--- start of Entries shown ---

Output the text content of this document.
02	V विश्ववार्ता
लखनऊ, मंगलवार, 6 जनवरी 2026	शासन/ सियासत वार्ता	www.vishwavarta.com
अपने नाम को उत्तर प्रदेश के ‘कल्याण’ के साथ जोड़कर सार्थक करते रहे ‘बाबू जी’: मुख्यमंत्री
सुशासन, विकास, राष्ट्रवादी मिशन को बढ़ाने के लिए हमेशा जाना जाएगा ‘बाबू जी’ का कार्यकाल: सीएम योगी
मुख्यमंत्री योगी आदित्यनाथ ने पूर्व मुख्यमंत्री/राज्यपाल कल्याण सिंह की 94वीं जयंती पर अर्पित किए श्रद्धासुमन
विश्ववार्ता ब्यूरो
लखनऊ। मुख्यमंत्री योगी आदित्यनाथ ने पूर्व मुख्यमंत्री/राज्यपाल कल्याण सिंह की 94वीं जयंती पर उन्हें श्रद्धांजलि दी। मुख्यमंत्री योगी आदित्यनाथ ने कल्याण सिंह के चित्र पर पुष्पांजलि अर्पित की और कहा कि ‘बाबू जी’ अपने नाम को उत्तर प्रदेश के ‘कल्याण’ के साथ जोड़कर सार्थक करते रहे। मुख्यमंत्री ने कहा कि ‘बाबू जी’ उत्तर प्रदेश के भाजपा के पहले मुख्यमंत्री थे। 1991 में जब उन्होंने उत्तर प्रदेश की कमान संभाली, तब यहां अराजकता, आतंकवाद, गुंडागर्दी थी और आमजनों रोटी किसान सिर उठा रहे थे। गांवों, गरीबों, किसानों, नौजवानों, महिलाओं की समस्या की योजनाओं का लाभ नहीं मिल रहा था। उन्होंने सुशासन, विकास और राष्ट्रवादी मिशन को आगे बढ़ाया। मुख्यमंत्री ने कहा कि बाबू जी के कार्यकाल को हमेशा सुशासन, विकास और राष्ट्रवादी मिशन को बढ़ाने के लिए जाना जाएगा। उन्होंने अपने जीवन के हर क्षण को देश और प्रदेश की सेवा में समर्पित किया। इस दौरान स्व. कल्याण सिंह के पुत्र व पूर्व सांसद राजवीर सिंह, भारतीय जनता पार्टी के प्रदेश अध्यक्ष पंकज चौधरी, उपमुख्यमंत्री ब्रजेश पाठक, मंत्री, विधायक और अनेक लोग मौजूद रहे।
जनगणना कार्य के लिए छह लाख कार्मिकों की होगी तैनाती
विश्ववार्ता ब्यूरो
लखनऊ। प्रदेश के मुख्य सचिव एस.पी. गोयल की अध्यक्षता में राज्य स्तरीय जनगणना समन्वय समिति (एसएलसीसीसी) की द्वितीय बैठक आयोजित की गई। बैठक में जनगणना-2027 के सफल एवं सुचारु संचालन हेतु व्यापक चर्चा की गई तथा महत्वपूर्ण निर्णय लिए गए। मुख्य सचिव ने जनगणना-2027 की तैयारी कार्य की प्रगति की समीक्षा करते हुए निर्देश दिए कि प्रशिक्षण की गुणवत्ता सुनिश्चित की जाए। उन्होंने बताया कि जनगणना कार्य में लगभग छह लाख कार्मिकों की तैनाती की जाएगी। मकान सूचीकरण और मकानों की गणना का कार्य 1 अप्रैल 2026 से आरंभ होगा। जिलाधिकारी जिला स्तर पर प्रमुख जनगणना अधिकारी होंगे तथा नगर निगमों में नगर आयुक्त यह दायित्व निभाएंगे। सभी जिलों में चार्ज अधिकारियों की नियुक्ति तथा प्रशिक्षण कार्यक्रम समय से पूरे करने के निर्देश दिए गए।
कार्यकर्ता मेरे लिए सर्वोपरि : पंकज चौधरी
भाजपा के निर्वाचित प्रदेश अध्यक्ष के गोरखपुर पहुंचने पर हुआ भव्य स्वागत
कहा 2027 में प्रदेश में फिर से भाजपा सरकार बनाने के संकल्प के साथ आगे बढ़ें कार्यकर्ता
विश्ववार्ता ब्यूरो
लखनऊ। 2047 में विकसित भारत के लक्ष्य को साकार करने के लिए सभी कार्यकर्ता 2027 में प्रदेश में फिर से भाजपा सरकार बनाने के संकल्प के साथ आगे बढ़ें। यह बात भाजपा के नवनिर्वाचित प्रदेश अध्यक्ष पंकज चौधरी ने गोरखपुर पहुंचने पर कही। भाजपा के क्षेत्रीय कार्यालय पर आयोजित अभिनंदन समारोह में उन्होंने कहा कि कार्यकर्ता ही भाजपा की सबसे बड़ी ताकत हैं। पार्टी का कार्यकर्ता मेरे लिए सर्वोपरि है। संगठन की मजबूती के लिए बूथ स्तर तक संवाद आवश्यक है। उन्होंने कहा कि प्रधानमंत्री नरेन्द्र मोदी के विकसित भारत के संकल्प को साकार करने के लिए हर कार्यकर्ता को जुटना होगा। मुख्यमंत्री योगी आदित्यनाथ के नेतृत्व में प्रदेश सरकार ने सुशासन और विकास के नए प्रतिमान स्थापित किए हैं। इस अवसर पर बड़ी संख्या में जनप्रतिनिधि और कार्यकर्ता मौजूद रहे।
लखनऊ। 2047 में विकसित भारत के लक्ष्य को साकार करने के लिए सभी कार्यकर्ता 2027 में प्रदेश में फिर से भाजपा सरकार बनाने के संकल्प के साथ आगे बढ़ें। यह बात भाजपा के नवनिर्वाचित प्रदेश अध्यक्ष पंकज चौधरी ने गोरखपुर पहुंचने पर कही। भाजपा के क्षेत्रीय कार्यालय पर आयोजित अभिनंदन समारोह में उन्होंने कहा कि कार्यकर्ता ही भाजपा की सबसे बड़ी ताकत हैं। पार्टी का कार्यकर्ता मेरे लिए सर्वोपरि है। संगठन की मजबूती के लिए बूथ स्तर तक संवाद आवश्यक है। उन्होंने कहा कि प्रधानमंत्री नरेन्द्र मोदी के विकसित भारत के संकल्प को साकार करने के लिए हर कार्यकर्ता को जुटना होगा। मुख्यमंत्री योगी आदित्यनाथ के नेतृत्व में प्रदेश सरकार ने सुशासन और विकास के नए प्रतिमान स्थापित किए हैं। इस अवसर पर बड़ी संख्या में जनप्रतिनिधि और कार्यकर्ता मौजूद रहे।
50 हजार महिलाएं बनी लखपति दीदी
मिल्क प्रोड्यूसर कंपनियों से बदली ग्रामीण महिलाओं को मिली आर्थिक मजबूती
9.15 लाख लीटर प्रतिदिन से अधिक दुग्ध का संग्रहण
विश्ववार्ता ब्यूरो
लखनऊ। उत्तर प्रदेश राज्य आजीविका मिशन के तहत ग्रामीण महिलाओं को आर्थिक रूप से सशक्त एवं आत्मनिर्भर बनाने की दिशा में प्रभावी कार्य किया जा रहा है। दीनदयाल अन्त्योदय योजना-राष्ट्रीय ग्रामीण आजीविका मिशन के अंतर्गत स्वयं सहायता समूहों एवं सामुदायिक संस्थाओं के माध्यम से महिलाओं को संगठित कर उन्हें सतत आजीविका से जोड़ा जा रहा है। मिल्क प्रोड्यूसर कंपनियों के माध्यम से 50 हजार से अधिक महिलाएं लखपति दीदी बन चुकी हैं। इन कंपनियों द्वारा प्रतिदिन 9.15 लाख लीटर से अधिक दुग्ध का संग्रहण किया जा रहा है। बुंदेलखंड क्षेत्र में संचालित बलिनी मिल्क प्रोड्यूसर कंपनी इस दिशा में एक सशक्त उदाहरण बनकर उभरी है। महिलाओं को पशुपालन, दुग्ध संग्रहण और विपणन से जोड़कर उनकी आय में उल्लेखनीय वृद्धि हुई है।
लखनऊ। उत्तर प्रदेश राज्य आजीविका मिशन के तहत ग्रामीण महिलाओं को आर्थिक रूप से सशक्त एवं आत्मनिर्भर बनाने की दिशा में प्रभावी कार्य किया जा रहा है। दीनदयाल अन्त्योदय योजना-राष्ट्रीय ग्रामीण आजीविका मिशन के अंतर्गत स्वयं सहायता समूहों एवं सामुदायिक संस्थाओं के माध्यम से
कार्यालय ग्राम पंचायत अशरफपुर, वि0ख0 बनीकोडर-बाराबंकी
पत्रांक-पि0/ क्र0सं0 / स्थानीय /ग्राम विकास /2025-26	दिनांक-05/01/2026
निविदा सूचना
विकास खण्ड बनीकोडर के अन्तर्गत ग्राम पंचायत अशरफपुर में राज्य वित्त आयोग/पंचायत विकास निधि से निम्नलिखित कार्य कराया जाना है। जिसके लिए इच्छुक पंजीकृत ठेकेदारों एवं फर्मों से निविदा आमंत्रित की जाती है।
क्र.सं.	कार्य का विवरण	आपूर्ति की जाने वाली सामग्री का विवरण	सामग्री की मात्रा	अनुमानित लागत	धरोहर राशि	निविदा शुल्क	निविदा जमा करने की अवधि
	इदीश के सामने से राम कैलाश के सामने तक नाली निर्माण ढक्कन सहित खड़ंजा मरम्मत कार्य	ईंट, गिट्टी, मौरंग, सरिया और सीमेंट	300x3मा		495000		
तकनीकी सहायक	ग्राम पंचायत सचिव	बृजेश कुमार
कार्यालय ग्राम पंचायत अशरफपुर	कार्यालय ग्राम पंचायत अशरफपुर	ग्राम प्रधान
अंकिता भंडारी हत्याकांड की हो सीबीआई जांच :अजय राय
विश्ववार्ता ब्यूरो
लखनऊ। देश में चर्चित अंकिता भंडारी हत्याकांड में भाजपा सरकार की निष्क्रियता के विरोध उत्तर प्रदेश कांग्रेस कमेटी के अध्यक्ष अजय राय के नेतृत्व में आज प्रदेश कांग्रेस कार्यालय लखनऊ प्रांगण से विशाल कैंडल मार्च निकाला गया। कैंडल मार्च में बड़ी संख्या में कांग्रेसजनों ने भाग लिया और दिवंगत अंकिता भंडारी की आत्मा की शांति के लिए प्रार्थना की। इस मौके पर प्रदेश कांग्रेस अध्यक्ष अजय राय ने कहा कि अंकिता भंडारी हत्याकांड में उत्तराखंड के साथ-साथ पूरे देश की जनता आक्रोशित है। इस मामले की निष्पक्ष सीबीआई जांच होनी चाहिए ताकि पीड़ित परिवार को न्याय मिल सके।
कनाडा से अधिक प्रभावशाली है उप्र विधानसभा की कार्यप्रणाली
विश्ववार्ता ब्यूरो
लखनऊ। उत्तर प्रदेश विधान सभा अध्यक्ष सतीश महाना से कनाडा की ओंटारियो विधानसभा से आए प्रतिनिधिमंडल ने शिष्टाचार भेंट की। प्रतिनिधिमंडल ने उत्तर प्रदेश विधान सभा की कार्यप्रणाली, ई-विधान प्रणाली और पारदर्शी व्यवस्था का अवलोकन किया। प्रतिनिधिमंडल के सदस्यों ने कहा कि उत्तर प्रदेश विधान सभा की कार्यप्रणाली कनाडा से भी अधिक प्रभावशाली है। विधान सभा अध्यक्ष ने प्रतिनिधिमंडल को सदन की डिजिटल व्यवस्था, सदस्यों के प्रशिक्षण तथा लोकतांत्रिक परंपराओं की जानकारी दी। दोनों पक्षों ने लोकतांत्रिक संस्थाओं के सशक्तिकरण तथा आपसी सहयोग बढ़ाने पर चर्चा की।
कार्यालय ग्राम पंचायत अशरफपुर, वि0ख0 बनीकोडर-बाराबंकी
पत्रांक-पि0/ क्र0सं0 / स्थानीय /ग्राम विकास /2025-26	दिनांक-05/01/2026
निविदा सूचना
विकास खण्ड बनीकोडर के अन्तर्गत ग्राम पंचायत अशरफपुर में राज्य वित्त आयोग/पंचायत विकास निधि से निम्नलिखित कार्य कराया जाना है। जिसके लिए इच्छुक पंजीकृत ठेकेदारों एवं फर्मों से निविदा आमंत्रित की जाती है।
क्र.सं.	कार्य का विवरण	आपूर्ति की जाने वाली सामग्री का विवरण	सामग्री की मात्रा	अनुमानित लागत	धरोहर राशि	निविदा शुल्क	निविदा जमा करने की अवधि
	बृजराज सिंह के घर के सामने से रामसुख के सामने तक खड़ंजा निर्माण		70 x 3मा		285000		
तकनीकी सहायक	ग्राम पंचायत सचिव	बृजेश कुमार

--- end of Entries shown ---
--- start of Entries shown ---

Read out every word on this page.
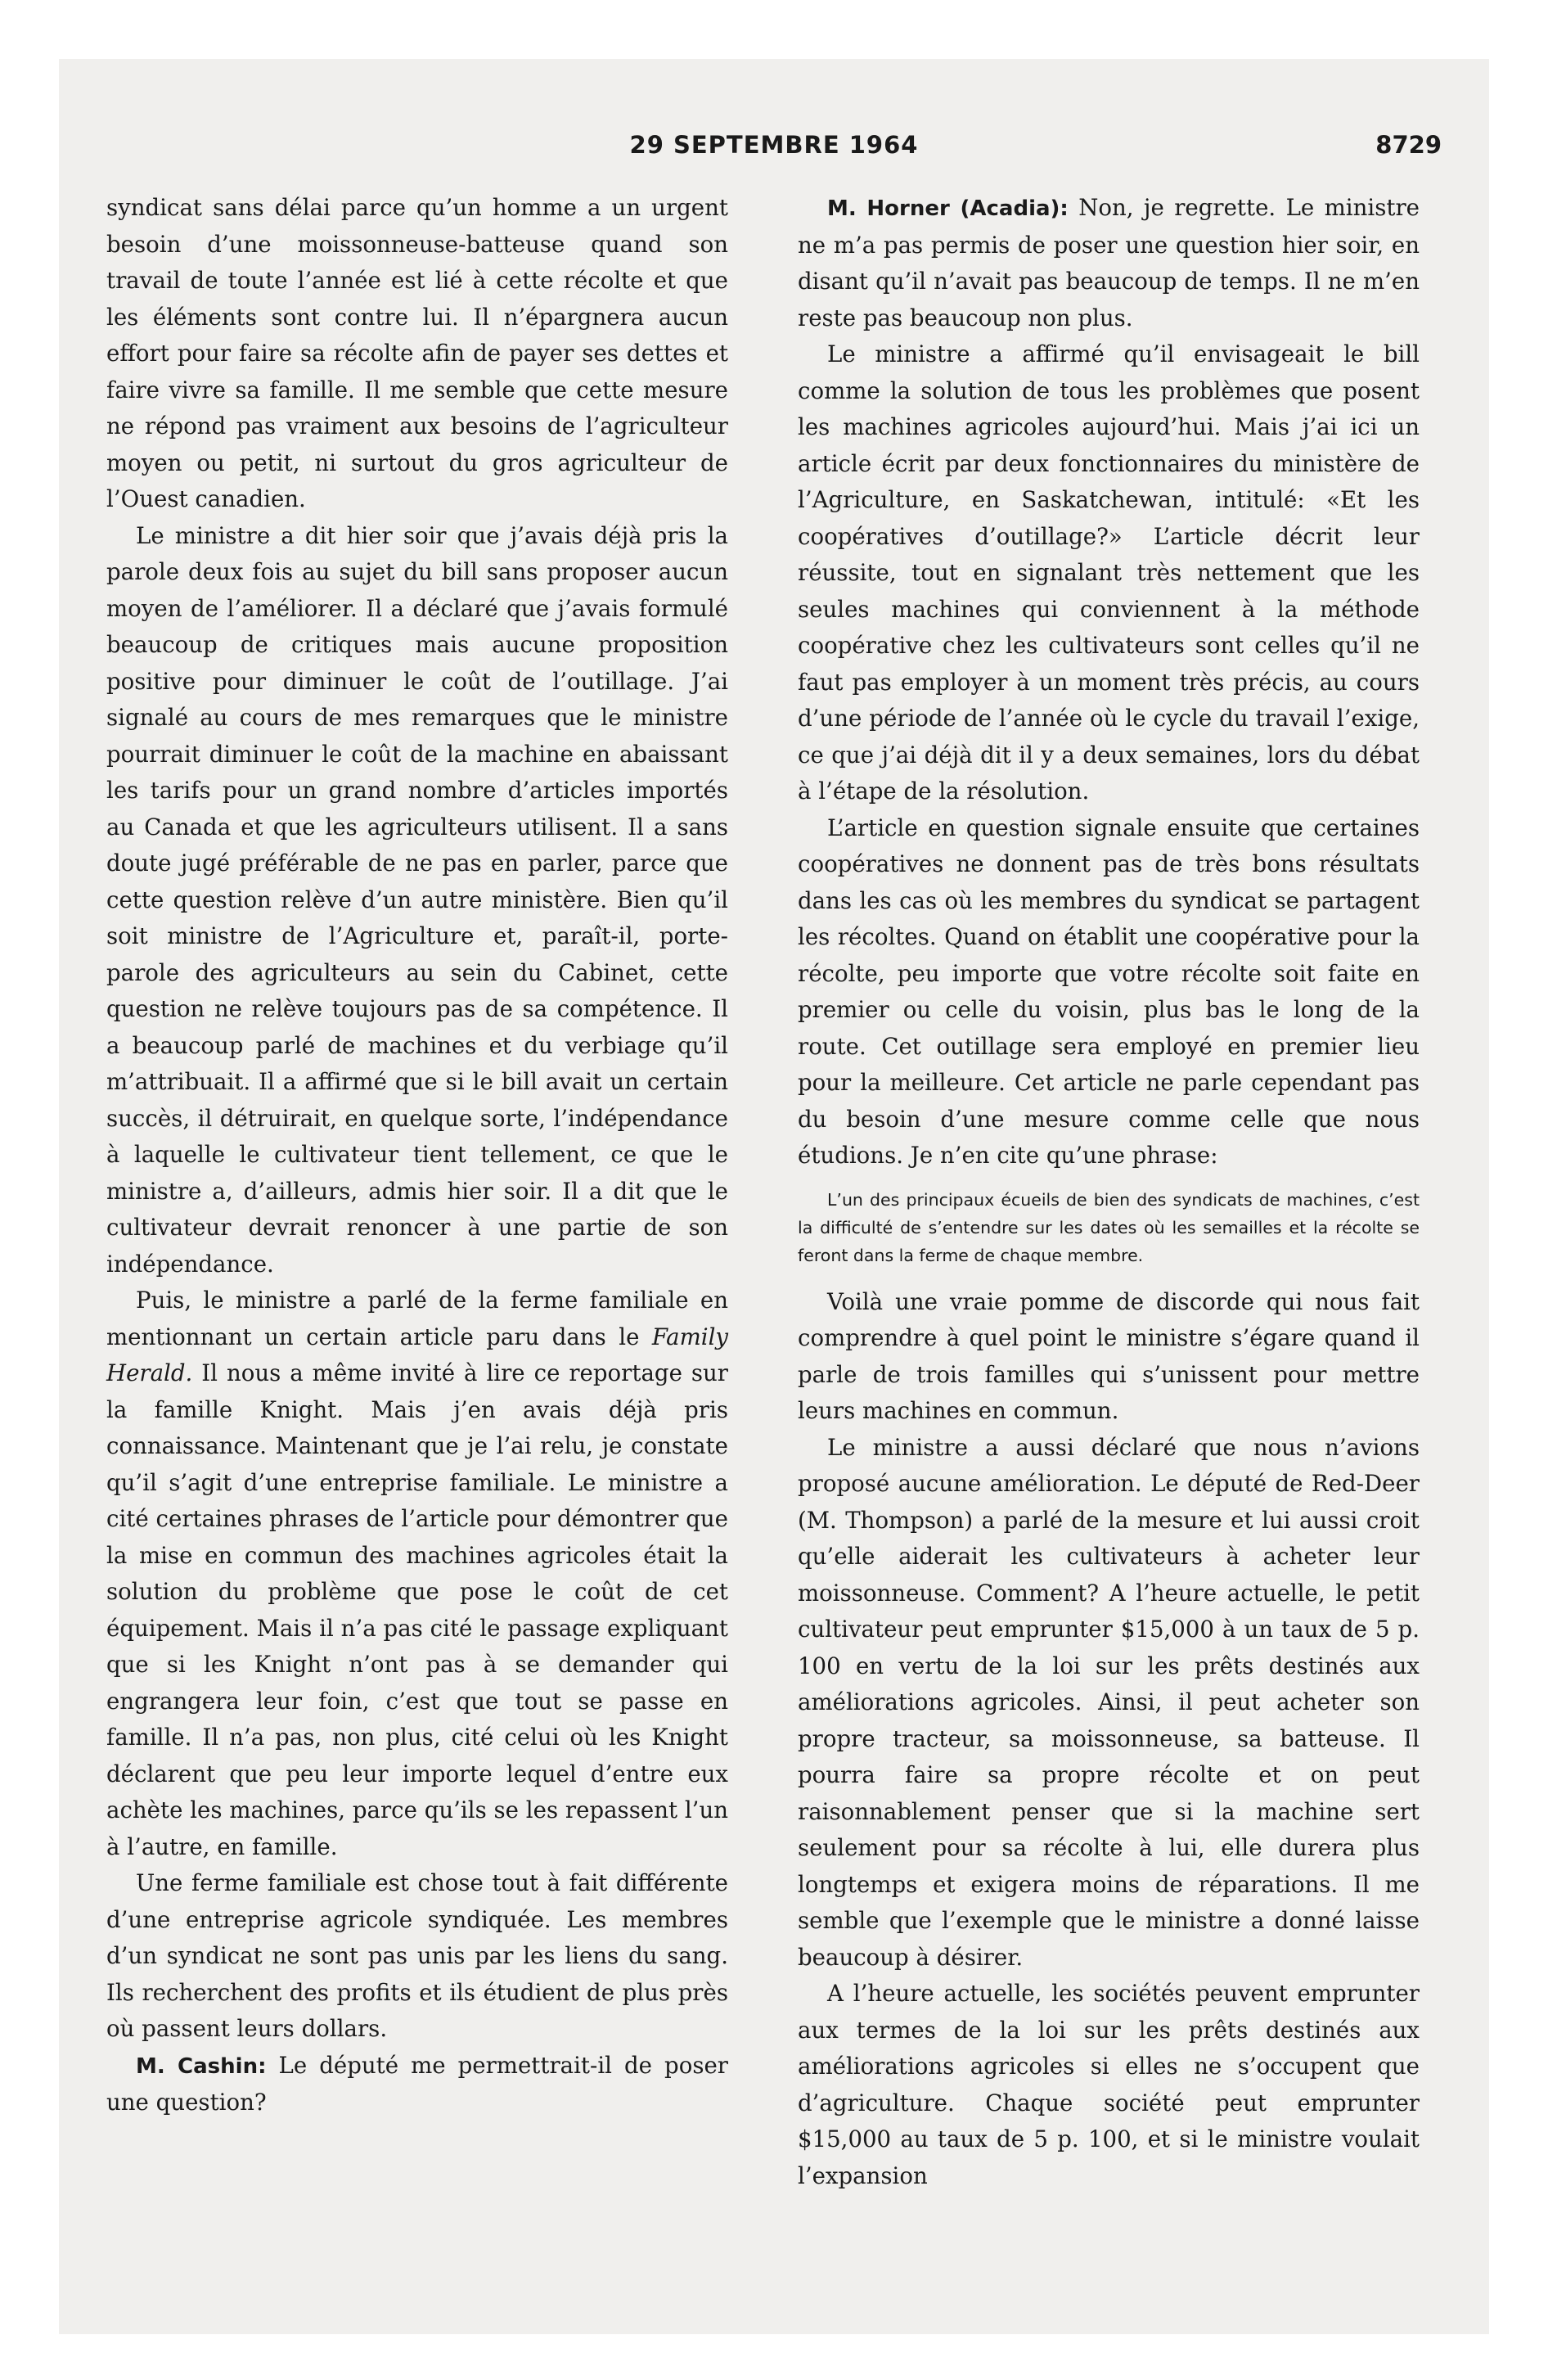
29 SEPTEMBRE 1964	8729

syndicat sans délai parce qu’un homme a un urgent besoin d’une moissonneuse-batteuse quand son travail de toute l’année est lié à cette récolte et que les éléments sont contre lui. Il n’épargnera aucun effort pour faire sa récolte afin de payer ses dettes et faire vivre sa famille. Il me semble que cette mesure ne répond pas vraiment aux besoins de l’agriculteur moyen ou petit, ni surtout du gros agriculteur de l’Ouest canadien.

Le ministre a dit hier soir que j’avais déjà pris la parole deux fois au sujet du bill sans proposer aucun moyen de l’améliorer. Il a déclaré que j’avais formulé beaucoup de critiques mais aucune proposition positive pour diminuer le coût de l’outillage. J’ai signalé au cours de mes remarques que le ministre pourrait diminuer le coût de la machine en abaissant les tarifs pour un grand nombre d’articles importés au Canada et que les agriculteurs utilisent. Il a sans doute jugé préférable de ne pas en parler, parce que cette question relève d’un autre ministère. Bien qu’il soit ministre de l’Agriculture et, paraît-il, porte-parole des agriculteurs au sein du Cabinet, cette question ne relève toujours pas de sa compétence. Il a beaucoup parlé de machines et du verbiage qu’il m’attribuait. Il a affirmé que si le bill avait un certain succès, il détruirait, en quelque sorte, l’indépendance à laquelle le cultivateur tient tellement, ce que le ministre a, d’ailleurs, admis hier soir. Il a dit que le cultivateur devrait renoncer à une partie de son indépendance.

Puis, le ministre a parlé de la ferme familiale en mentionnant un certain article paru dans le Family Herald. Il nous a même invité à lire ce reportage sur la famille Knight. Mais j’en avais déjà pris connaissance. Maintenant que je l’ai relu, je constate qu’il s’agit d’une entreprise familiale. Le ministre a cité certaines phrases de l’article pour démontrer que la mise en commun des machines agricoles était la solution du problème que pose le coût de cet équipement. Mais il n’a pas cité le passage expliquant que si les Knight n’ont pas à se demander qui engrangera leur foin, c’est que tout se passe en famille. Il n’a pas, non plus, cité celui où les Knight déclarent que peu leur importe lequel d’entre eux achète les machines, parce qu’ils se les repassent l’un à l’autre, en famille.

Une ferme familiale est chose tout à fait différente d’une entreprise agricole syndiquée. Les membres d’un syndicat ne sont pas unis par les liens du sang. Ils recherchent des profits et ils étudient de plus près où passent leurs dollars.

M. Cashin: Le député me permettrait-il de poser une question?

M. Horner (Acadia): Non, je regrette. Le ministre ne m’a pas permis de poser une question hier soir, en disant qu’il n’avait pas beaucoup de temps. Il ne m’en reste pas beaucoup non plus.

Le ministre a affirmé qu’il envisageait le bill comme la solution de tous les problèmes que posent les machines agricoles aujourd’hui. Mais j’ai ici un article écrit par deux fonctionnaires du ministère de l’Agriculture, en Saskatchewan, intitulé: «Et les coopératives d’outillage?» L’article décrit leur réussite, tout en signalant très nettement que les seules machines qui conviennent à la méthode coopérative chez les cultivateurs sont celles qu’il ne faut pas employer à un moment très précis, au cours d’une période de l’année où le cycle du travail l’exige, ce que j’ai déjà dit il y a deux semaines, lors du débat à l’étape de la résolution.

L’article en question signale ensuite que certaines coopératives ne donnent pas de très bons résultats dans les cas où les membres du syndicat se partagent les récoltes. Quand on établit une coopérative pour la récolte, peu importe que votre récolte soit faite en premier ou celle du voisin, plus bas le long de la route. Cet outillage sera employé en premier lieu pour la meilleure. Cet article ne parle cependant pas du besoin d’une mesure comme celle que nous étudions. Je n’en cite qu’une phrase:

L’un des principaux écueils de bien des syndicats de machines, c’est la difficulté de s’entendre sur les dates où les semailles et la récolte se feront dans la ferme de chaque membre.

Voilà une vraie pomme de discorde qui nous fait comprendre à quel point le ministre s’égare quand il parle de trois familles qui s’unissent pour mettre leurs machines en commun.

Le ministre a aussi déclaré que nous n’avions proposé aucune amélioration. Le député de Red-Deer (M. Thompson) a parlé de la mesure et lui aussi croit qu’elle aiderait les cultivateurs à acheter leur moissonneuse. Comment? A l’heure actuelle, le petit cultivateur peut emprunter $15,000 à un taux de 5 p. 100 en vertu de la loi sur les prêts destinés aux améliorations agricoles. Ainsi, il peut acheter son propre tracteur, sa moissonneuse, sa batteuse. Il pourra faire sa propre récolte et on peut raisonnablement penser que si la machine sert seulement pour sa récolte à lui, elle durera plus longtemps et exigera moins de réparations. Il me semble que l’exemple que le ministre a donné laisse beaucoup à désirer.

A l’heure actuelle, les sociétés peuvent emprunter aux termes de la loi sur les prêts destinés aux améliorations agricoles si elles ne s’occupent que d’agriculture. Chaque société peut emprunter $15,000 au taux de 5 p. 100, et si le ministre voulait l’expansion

--- end of Entries shown ---
--- start of Entries shown ---

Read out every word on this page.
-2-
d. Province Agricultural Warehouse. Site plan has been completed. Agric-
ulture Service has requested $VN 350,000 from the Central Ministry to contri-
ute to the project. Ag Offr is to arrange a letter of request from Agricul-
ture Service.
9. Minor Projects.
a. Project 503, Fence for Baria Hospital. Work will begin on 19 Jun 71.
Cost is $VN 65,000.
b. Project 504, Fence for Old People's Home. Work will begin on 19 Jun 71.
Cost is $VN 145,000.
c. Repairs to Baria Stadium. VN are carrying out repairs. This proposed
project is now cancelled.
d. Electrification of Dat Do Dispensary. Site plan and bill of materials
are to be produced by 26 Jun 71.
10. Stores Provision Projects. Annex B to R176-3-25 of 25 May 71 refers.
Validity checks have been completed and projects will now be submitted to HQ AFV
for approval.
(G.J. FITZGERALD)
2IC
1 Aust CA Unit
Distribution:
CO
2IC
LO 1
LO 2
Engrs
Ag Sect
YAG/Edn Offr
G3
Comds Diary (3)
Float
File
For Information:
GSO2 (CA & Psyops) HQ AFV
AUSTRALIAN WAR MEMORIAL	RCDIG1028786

--- end of Entries shown ---

Exercise
In the records above, collect each line with "Fence".

Response to the task
a. Project 503, Fence for Baria Hospital. Work will begin on 19 Jun 71.
b. Project 504, Fence for Old People's Home. Work will begin on 19 Jun 71.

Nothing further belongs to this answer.